** DATA ROWS **

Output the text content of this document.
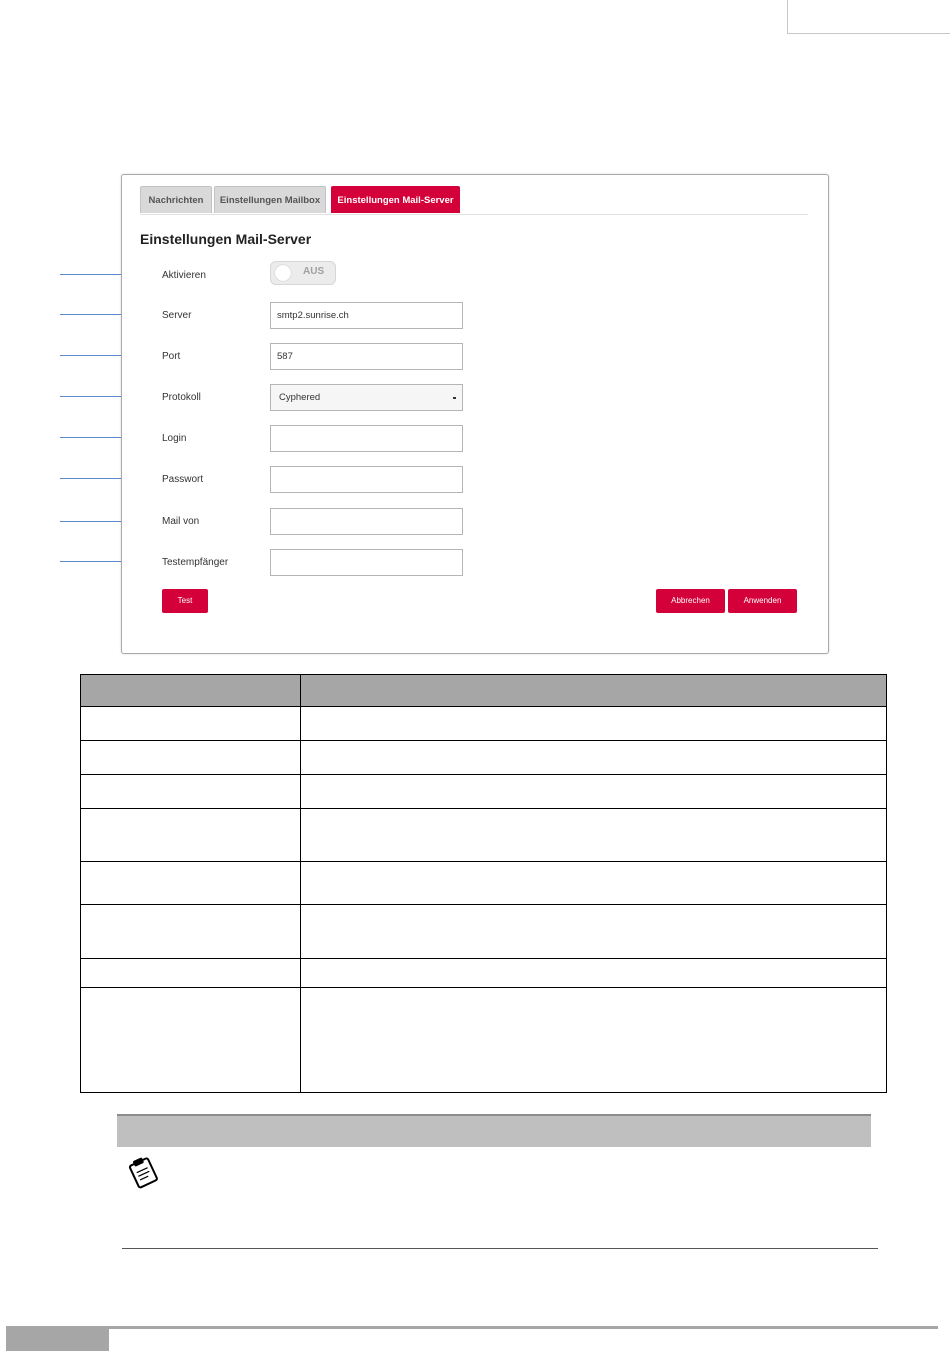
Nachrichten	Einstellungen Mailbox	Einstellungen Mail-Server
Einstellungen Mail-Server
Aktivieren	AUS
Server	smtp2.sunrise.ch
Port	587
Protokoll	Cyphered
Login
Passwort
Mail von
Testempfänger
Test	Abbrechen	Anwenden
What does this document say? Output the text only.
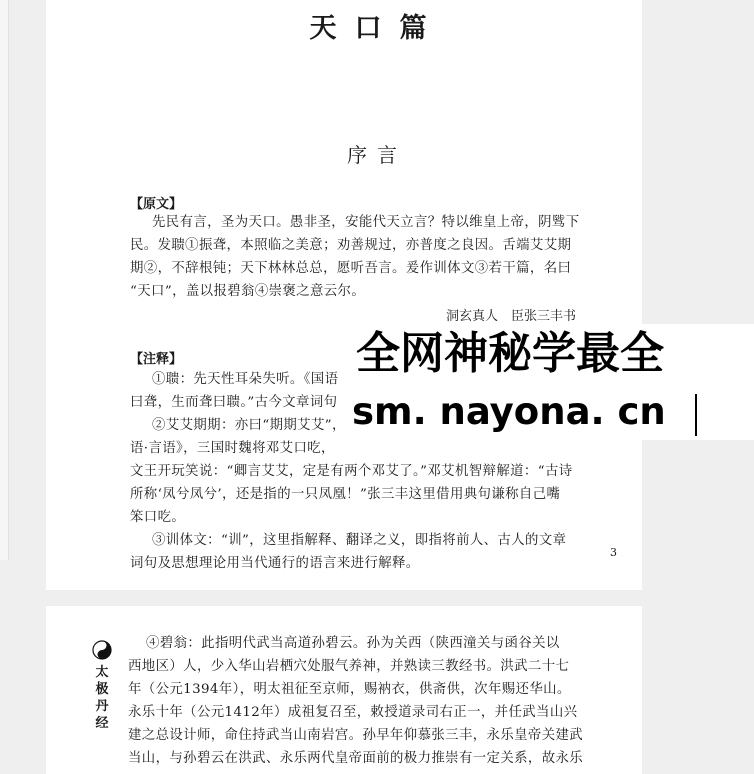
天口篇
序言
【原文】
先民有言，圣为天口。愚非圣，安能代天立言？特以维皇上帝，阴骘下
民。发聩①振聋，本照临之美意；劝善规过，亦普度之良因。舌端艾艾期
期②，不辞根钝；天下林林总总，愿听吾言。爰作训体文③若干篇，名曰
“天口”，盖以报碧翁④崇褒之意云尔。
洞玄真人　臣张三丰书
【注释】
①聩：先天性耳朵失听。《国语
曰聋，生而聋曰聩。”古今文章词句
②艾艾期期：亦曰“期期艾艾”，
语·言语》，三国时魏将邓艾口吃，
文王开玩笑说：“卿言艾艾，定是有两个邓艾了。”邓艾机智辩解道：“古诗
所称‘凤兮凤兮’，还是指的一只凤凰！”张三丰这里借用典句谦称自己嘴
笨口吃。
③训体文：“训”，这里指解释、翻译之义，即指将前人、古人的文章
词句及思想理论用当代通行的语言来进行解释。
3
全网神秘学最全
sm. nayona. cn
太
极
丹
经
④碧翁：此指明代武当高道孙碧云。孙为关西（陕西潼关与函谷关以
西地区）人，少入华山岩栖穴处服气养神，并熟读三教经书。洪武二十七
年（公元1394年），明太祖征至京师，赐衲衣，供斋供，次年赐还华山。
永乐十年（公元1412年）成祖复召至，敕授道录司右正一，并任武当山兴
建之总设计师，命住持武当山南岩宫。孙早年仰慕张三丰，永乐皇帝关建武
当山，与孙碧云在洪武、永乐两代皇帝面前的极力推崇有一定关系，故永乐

** TO DO **
Please write out all the data again word for word, but not the pictures.

** EXPECTED ANSWER **
Output the text content of this document.
Nachrichten	Einstellungen Mailbox	Einstellungen Mail-Server
Einstellungen Mail-Server
Aktivieren	AUS
Server	smtp2.sunrise.ch
Port	587
Protokoll	Cyphered
Login
Passwort
Mail von
Testempfänger
Test	Abbrechen	Anwenden
What does this document say? Output the text only.
天口篇
序言
【原文】
先民有言，圣为天口。愚非圣，安能代天立言？特以维皇上帝，阴骘下
民。发聩①振聋，本照临之美意；劝善规过，亦普度之良因。舌端艾艾期
期②，不辞根钝；天下林林总总，愿听吾言。爰作训体文③若干篇，名曰
“天口”，盖以报碧翁④崇褒之意云尔。
洞玄真人　臣张三丰书
【注释】
①聩：先天性耳朵失听。《国语
曰聋，生而聋曰聩。”古今文章词句
②艾艾期期：亦曰“期期艾艾”，
语·言语》，三国时魏将邓艾口吃，
文王开玩笑说：“卿言艾艾，定是有两个邓艾了。”邓艾机智辩解道：“古诗
所称‘凤兮凤兮’，还是指的一只凤凰！”张三丰这里借用典句谦称自己嘴
笨口吃。
③训体文：“训”，这里指解释、翻译之义，即指将前人、古人的文章
词句及思想理论用当代通行的语言来进行解释。
3
全网神秘学最全
sm. nayona. cn
太
极
丹
经
④碧翁：此指明代武当高道孙碧云。孙为关西（陕西潼关与函谷关以
西地区）人，少入华山岩栖穴处服气养神，并熟读三教经书。洪武二十七
年（公元1394年），明太祖征至京师，赐衲衣，供斋供，次年赐还华山。
永乐十年（公元1412年）成祖复召至，敕授道录司右正一，并任武当山兴
建之总设计师，命住持武当山南岩宫。孙早年仰慕张三丰，永乐皇帝关建武
当山，与孙碧云在洪武、永乐两代皇帝面前的极力推崇有一定关系，故永乐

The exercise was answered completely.